BEGIN SUPPLIED DATA
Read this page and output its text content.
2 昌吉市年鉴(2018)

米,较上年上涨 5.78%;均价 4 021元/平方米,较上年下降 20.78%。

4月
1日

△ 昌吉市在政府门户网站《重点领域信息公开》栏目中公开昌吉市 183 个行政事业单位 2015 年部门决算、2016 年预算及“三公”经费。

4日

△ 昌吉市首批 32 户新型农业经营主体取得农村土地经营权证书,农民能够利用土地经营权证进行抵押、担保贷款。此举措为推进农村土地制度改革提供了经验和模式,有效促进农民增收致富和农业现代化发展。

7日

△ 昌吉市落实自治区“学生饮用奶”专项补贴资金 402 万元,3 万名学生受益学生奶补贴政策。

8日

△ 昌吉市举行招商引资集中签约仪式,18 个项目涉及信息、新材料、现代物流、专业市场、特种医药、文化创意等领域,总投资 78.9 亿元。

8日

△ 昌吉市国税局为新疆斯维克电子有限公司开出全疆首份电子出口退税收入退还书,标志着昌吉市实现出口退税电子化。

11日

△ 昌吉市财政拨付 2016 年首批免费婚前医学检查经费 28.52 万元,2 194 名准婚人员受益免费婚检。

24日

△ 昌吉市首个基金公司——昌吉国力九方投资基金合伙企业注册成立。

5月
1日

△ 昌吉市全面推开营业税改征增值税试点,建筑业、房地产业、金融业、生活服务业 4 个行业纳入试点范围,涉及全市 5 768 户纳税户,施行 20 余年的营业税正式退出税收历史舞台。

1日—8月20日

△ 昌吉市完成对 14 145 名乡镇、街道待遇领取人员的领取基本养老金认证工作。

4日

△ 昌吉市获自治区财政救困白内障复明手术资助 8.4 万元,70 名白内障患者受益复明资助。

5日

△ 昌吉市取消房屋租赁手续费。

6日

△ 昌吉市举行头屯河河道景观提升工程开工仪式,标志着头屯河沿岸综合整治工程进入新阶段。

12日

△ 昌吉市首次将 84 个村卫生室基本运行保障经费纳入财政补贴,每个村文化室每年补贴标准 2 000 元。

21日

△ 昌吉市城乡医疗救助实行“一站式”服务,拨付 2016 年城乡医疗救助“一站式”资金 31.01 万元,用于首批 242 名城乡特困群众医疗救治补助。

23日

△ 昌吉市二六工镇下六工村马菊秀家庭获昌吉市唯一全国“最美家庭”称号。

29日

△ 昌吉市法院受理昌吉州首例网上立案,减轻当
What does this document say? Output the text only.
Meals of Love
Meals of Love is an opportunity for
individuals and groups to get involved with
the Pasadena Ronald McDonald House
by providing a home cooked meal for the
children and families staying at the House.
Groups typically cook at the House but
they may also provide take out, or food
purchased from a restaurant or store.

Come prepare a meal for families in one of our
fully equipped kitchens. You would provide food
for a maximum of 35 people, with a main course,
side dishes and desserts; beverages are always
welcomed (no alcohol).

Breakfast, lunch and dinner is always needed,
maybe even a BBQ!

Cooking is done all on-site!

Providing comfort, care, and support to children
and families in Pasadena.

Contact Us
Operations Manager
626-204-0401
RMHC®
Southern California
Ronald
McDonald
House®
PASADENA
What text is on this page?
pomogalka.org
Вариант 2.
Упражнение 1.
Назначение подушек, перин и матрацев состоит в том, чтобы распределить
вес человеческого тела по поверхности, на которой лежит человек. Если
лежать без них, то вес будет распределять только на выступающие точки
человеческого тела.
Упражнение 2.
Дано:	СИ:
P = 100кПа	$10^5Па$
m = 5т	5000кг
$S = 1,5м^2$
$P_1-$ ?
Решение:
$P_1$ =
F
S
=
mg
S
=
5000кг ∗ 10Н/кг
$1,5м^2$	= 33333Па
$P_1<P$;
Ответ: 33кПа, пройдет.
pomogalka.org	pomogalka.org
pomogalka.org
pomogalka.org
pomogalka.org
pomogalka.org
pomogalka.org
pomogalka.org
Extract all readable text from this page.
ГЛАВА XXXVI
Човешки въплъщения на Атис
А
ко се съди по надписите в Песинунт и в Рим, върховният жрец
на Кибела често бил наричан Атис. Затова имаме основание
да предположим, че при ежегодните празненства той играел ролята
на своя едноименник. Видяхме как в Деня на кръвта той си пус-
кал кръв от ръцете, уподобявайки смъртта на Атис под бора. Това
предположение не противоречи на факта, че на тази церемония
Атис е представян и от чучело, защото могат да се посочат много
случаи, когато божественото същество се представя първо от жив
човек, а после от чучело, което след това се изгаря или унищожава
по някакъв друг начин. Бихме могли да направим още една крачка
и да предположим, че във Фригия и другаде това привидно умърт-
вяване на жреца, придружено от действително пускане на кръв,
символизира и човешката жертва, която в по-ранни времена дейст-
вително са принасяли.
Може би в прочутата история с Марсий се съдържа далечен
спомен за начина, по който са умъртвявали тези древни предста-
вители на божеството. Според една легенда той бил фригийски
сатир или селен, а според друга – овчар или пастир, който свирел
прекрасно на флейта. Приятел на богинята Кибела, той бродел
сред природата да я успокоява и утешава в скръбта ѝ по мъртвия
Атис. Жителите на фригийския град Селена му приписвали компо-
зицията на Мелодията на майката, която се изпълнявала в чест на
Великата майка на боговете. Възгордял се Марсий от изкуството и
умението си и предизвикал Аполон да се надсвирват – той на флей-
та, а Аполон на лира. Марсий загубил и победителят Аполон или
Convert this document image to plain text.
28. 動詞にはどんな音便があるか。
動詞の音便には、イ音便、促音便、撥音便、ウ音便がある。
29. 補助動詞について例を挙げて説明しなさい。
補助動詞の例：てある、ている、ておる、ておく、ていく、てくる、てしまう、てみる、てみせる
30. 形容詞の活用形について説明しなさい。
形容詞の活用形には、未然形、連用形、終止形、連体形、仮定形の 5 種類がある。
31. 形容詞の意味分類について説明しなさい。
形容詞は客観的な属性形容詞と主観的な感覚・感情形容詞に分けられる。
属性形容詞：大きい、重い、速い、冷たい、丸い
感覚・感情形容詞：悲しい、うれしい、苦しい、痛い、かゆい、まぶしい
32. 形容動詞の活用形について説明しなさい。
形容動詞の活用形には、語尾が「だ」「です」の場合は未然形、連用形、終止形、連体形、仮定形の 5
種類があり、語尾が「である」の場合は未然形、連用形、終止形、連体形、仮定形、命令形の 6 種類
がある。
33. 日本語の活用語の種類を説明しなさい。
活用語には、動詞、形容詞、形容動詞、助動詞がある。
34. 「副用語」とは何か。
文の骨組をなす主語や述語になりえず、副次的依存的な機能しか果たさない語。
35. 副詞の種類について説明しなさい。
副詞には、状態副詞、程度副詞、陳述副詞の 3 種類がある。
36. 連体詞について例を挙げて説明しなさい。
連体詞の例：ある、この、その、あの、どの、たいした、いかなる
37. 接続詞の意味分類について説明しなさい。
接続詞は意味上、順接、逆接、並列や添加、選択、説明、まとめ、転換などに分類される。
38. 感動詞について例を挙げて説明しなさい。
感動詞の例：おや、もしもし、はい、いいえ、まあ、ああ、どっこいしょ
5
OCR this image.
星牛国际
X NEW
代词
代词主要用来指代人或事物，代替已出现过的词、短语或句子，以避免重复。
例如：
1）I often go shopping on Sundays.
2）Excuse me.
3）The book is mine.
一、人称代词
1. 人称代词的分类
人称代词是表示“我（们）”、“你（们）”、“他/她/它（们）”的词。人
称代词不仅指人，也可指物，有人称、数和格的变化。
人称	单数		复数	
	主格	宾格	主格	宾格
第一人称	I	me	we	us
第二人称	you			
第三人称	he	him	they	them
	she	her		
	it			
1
END SUPPLIED DATA
● **SET EXERCISE**: Reproduce only the lines running from the one with "Convert this document image to plain text." through the final line of the listing above, both ends included.

● **TASK SOLUTION**:
Convert this document image to plain text.
28. 動詞にはどんな音便があるか。
動詞の音便には、イ音便、促音便、撥音便、ウ音便がある。
29. 補助動詞について例を挙げて説明しなさい。
補助動詞の例：てある、ている、ておる、ておく、ていく、てくる、てしまう、てみる、てみせる
30. 形容詞の活用形について説明しなさい。
形容詞の活用形には、未然形、連用形、終止形、連体形、仮定形の 5 種類がある。
31. 形容詞の意味分類について説明しなさい。
形容詞は客観的な属性形容詞と主観的な感覚・感情形容詞に分けられる。
属性形容詞：大きい、重い、速い、冷たい、丸い
感覚・感情形容詞：悲しい、うれしい、苦しい、痛い、かゆい、まぶしい
32. 形容動詞の活用形について説明しなさい。
形容動詞の活用形には、語尾が「だ」「です」の場合は未然形、連用形、終止形、連体形、仮定形の 5
種類があり、語尾が「である」の場合は未然形、連用形、終止形、連体形、仮定形、命令形の 6 種類
がある。
33. 日本語の活用語の種類を説明しなさい。
活用語には、動詞、形容詞、形容動詞、助動詞がある。
34. 「副用語」とは何か。
文の骨組をなす主語や述語になりえず、副次的依存的な機能しか果たさない語。
35. 副詞の種類について説明しなさい。
副詞には、状態副詞、程度副詞、陳述副詞の 3 種類がある。
36. 連体詞について例を挙げて説明しなさい。
連体詞の例：ある、この、その、あの、どの、たいした、いかなる
37. 接続詞の意味分類について説明しなさい。
接続詞は意味上、順接、逆接、並列や添加、選択、説明、まとめ、転換などに分類される。
38. 感動詞について例を挙げて説明しなさい。
感動詞の例：おや、もしもし、はい、いいえ、まあ、ああ、どっこいしょ
5
OCR this image.
星牛国际
X NEW
代词
代词主要用来指代人或事物，代替已出现过的词、短语或句子，以避免重复。
例如：
1）I often go shopping on Sundays.
2）Excuse me.
3）The book is mine.
一、人称代词
1. 人称代词的分类
人称代词是表示“我（们）”、“你（们）”、“他/她/它（们）”的词。人
称代词不仅指人，也可指物，有人称、数和格的变化。
人称	单数		复数	
	主格	宾格	主格	宾格
第一人称	I	me	we	us
第二人称	you			
第三人称	he	him	they	them
	she	her		
	it			
1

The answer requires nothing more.